■ **BRIEF**: Select all lines with the string "Femenil" in them, and copy those lines.

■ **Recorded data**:
----
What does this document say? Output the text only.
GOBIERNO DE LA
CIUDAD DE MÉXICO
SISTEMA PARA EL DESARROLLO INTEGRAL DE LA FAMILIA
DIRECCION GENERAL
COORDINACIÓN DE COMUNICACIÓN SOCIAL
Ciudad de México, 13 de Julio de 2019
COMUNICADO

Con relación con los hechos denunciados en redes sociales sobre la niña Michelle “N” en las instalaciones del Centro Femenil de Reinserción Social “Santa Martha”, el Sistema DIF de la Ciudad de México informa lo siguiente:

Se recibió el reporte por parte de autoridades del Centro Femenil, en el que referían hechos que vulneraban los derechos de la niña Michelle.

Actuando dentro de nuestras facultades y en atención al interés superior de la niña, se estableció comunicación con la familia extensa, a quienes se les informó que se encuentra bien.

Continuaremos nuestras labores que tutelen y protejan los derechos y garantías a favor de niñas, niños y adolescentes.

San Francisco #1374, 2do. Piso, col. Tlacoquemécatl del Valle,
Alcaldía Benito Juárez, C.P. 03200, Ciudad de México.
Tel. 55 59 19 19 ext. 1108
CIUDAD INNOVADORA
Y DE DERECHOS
----
■ **ANSWER FOR THIS EXERCISE**:
Con relación con los hechos denunciados en redes sociales sobre la niña Michelle “N” en las instalaciones del Centro Femenil de Reinserción Social “Santa Martha”, el Sistema DIF de la Ciudad de México informa lo siguiente:
Se recibió el reporte por parte de autoridades del Centro Femenil, en el que referían hechos que vulneraban los derechos de la niña Michelle.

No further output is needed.